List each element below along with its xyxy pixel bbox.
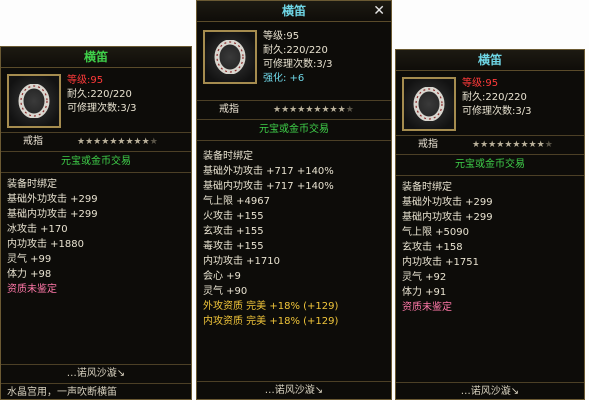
attribute-line: 气上限 +5090 xyxy=(402,227,470,238)
item-tooltip-right: 横笛 等级:95 耐久:220/220 可修理次数:3/3 戒指 ★★★★★★★… xyxy=(395,49,585,400)
attribute-line: 内功攻击 +1751 xyxy=(402,257,480,268)
attribute-line: 资质未鉴定 xyxy=(7,284,57,295)
item-info-row: 等级:95 耐久:220/220 可修理次数:3/3 xyxy=(1,68,191,132)
close-icon[interactable]: ✕ xyxy=(373,1,385,21)
attribute-line: 内功攻击 +1710 xyxy=(203,256,281,267)
star-icon: ★ xyxy=(472,140,481,150)
attribute-line: 体力 +98 xyxy=(7,269,52,280)
ring-icon xyxy=(18,84,50,118)
star-icon: ★ xyxy=(480,140,489,150)
ring-item-icon xyxy=(402,77,456,131)
ring-item-icon xyxy=(203,30,257,84)
item-footer-text: …诺风沙漩↘ xyxy=(396,382,584,399)
star-icon: ★ xyxy=(125,137,134,147)
item-footer-text: …诺风沙漩↘ xyxy=(197,381,391,399)
level-line: 等级:95 xyxy=(67,75,104,86)
item-type-label: 戒指 xyxy=(418,139,438,150)
item-info-row: 等级:95 耐久:220/220 可修理次数:3/3 强化: +6 xyxy=(197,22,391,100)
attribute-list: 装备时绑定基础外功攻击 +717 +140% 基础内功攻击 +717 +140% 气… xyxy=(197,141,391,329)
star-rating: ★★★★★★★★★★ xyxy=(472,136,553,154)
attribute-line: 灵气 +90 xyxy=(203,286,248,297)
item-info-row: 等级:95 耐久:220/220 可修理次数:3/3 xyxy=(396,71,584,135)
item-footer-text: …诺风沙漩↘ xyxy=(1,364,191,383)
item-title: 横笛 xyxy=(1,47,191,68)
star-icon: ★ xyxy=(273,105,282,115)
star-icon: ★ xyxy=(329,105,338,115)
attribute-line: 基础外功攻击 +717 +140% xyxy=(203,166,334,177)
trade-type-text: 元宝或金币交易 xyxy=(396,155,584,176)
attribute-line: 资质未鉴定 xyxy=(402,302,452,313)
star-icon: ★ xyxy=(281,105,290,115)
attribute-line: 灵气 +99 xyxy=(7,254,52,265)
star-icon: ★ xyxy=(345,105,354,115)
attribute-line: 灵气 +92 xyxy=(402,272,447,283)
star-icon: ★ xyxy=(520,140,529,150)
attribute-line: 装备时绑定 xyxy=(203,151,253,162)
item-type-label: 戒指 xyxy=(219,104,239,115)
star-icon: ★ xyxy=(321,105,330,115)
attribute-line: 基础外功攻击 +299 xyxy=(402,197,493,208)
item-tooltip-middle: 横笛 ✕ 等级:95 耐久:220/220 可修理次数:3/3 强化: +6 戒… xyxy=(196,0,392,400)
ring-item-icon xyxy=(7,74,61,128)
attribute-line: 火攻击 +155 xyxy=(203,211,264,222)
ring-icon xyxy=(413,87,445,121)
star-icon: ★ xyxy=(141,137,150,147)
attribute-line: 毒攻击 +155 xyxy=(203,241,264,252)
level-line: 等级:95 xyxy=(462,78,499,89)
repair-count-text: 可修理次数:3/3 xyxy=(462,106,532,117)
attribute-line: 基础内功攻击 +717 +140% xyxy=(203,181,334,192)
star-icon: ★ xyxy=(77,137,86,147)
durability-text: 耐久:220/220 xyxy=(263,45,328,56)
durability-text: 耐久:220/220 xyxy=(462,92,527,103)
star-icon: ★ xyxy=(536,140,545,150)
item-extra-text: 水晶宫用，一声吹断横笛 xyxy=(1,383,191,399)
star-icon: ★ xyxy=(149,137,158,147)
ring-icon xyxy=(214,40,246,74)
star-rating: ★★★★★★★★★★ xyxy=(273,101,354,119)
trade-type-text: 元宝或金币交易 xyxy=(1,152,191,173)
star-icon: ★ xyxy=(337,105,346,115)
item-rank-row: 戒指 ★★★★★★★★★★ xyxy=(197,100,391,120)
attribute-line: 玄攻击 +158 xyxy=(402,242,463,253)
attribute-line: 内攻资质 完美 +18% (+129) xyxy=(203,316,339,327)
attribute-line: 气上限 +4967 xyxy=(203,196,271,207)
item-type-label: 戒指 xyxy=(23,136,43,147)
attribute-line: 外攻资质 完美 +18% (+129) xyxy=(203,301,339,312)
attribute-line: 装备时绑定 xyxy=(7,179,57,190)
repair-count-text: 可修理次数:3/3 xyxy=(263,59,333,70)
star-rating: ★★★★★★★★★★ xyxy=(77,133,158,151)
attribute-line: 内功攻击 +1880 xyxy=(7,239,85,250)
attribute-line: 基础内功攻击 +299 xyxy=(7,209,98,220)
item-tooltip-left: 横笛 等级:95 耐久:220/220 可修理次数:3/3 戒指 ★★★★★★★… xyxy=(0,46,192,400)
item-title: 横笛 xyxy=(396,50,584,71)
star-icon: ★ xyxy=(85,137,94,147)
level-line: 等级:95 xyxy=(263,31,300,42)
attribute-line: 基础外功攻击 +299 xyxy=(7,194,98,205)
attribute-line: 会心 +9 xyxy=(203,271,241,282)
attribute-list: 装备时绑定基础外功攻击 +299 基础内功攻击 +299 冰攻击 +170 内功攻击 … xyxy=(1,173,191,297)
attribute-line: 体力 +91 xyxy=(402,287,447,298)
star-icon: ★ xyxy=(133,137,142,147)
item-title: 横笛 ✕ xyxy=(197,1,391,22)
attribute-line: 装备时绑定 xyxy=(402,182,452,193)
repair-count-text: 可修理次数:3/3 xyxy=(67,103,137,114)
item-rank-row: 戒指 ★★★★★★★★★★ xyxy=(1,132,191,152)
attribute-list: 装备时绑定基础外功攻击 +299 基础内功攻击 +299 气上限 +5090 玄攻击 … xyxy=(396,176,584,315)
star-icon: ★ xyxy=(544,140,553,150)
attribute-line: 冰攻击 +170 xyxy=(7,224,68,235)
item-rank-row: 戒指 ★★★★★★★★★★ xyxy=(396,135,584,155)
attribute-line: 玄攻击 +155 xyxy=(203,226,264,237)
trade-type-text: 元宝或金币交易 xyxy=(197,120,391,141)
strengthen-text: 强化: +6 xyxy=(263,73,305,84)
attribute-line: 基础内功攻击 +299 xyxy=(402,212,493,223)
durability-text: 耐久:220/220 xyxy=(67,89,132,100)
star-icon: ★ xyxy=(528,140,537,150)
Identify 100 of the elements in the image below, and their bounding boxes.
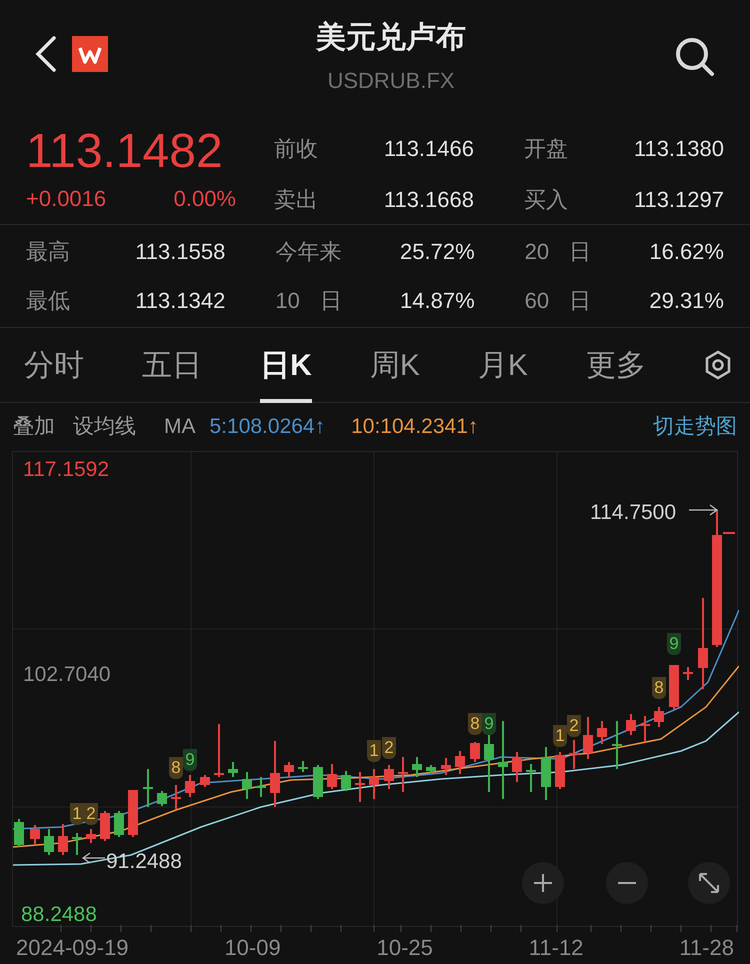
candlestick [58,824,68,855]
back-icon[interactable] [34,36,58,72]
candlestick [114,810,124,837]
signal-marker: 2 [84,802,98,825]
candlestick [242,772,252,799]
candlestick [185,774,195,797]
period-tab[interactable]: 五日 [142,328,202,403]
candlestick [398,756,408,792]
stat-label: 最高 [26,238,70,266]
candlestick [128,790,138,837]
candlestick [30,824,40,845]
candlestick [541,746,551,800]
stat-value: 113.1342 [135,287,226,316]
date-label: 11-12 [528,934,584,962]
field-label: 买入 [524,186,568,214]
field-value: 113.1668 [384,186,474,214]
stat-value: 113.1558 [135,238,226,266]
field-label: 前收 [274,135,318,164]
candlestick [654,706,664,727]
axis-min-label: 88.2488 [21,902,97,928]
date-label: 2024-09-19 [16,934,129,962]
signal-marker: 8 [468,712,482,735]
date-label: 11-28 [679,934,734,962]
candlestick [270,740,280,807]
candlestick [157,790,167,806]
candlestick [100,810,110,841]
candlestick [455,750,465,774]
candlestick [228,762,238,777]
candlestick [200,774,210,787]
zoom-out-button[interactable] [606,862,648,904]
plus-icon [533,872,553,893]
stat-value: 14.87% [400,287,475,316]
period-tab[interactable]: 日K [260,328,312,403]
candlestick [313,764,323,799]
stat-unit: 日 [320,287,342,316]
period-tab[interactable]: 更多 [586,328,646,403]
candlestick [143,768,153,807]
signal-marker: 1 [553,724,567,747]
current-price: 113.1482 [26,124,224,180]
candlestick [384,764,394,789]
candlestick [355,772,365,802]
candlestick [683,666,693,680]
expand-icon [698,872,720,894]
candlestick [86,828,96,843]
search-icon[interactable] [674,36,716,78]
signal-marker: 2 [567,714,581,737]
signal-marker: 8 [652,676,666,699]
signal-marker: 2 [382,736,396,759]
ma-value: 5:108.0264↑ [210,414,326,440]
field-label: 卖出 [274,186,318,214]
settings-icon[interactable] [704,350,732,380]
change-percent: 0.00% [174,185,236,214]
switch-trend-link[interactable]: 切走势图 [653,411,737,443]
field-value: 113.1297 [634,186,724,214]
zoom-in-button[interactable] [522,862,564,904]
candlestick [470,742,480,762]
date-label: 10-09 [224,934,281,962]
candlestick [284,762,294,777]
set-ma-option[interactable]: 设均线 [73,411,136,443]
candlestick [327,764,337,789]
overlay-option[interactable]: 叠加 [13,411,55,443]
signal-marker: 9 [667,632,681,655]
candlestick [555,752,565,789]
minus-icon [617,880,637,885]
period-tab[interactable]: 周K [370,328,420,403]
candlestick [597,720,607,744]
candlestick [44,828,54,855]
stat-label: 10 [275,287,300,316]
symbol-code: USDRUB.FX [327,68,455,94]
stat-value: 25.72% [400,238,475,266]
candlestick [626,714,636,735]
candlestick [441,758,451,775]
candlestick [369,768,379,799]
candlestick [669,664,679,709]
price-marker [723,532,735,534]
page-title: 美元兑卢布 [316,20,466,56]
pointer-arrow [688,504,718,516]
date-label: 10-25 [376,934,433,962]
field-value: 113.1466 [384,135,474,164]
stat-value: 16.62% [649,238,724,266]
axis-max-label: 117.1592 [23,456,110,483]
period-tab[interactable]: 分时 [24,328,84,403]
candlestick [256,776,266,797]
candlestick [298,760,308,772]
ma-value: 10:104.2341↑ [351,414,478,440]
fullscreen-button[interactable] [688,862,730,904]
candlestick [526,764,536,792]
ma-label: MA [164,414,196,440]
candlestick [612,720,622,769]
candlestick [412,756,422,777]
candlestick [640,716,650,742]
candlestick [14,818,24,847]
stat-label: 20 [524,238,550,266]
stat-unit: 日 [569,238,592,266]
period-tab[interactable]: 月K [478,328,528,403]
stat-label: 最低 [26,287,70,316]
field-label: 开盘 [524,135,568,164]
axis-mid-label: 102.7040 [23,662,111,688]
high-price-label: 114.7500 [590,500,676,526]
stat-value: 29.31% [649,287,724,316]
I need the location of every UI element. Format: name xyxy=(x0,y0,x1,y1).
════
[TASK] Transcribe the entries between the line holding "candlestick [58,824,68,855]" and the line holding "stat-unit: 日 [320,287,342,316]", inclusive, reproducing each line exactly.

[REPLY]
candlestick [58,824,68,855]
back-icon[interactable] [34,36,58,72]
candlestick [114,810,124,837]
signal-marker: 2 [84,802,98,825]
candlestick [242,772,252,799]
candlestick [185,774,195,797]
period-tab[interactable]: 五日 [142,328,202,403]
candlestick [398,756,408,792]
stat-label: 最高 [26,238,70,266]
candlestick [128,790,138,837]
candlestick [30,824,40,845]
candlestick [541,746,551,800]
stat-value: 113.1342 [135,287,226,316]
date-label: 11-12 [528,934,584,962]
field-label: 买入 [524,186,568,214]
field-value: 113.1668 [384,186,474,214]
stat-value: 113.1558 [135,238,226,266]
field-label: 前收 [274,135,318,164]
candlestick [654,706,664,727]
axis-min-label: 88.2488 [21,902,97,928]
date-label: 2024-09-19 [16,934,129,962]
signal-marker: 8 [468,712,482,735]
date-label: 11-28 [679,934,734,962]
candlestick [270,740,280,807]
candlestick [157,790,167,806]
candlestick [100,810,110,841]
candlestick [455,750,465,774]
candlestick [228,762,238,777]
candlestick [200,774,210,787]
zoom-out-button[interactable] [606,862,648,904]
plus-icon [533,872,553,893]
stat-value: 14.87% [400,287,475,316]
period-tab[interactable]: 日K [260,328,312,403]
candlestick [313,764,323,799]
stat-unit: 日 [320,287,342,316]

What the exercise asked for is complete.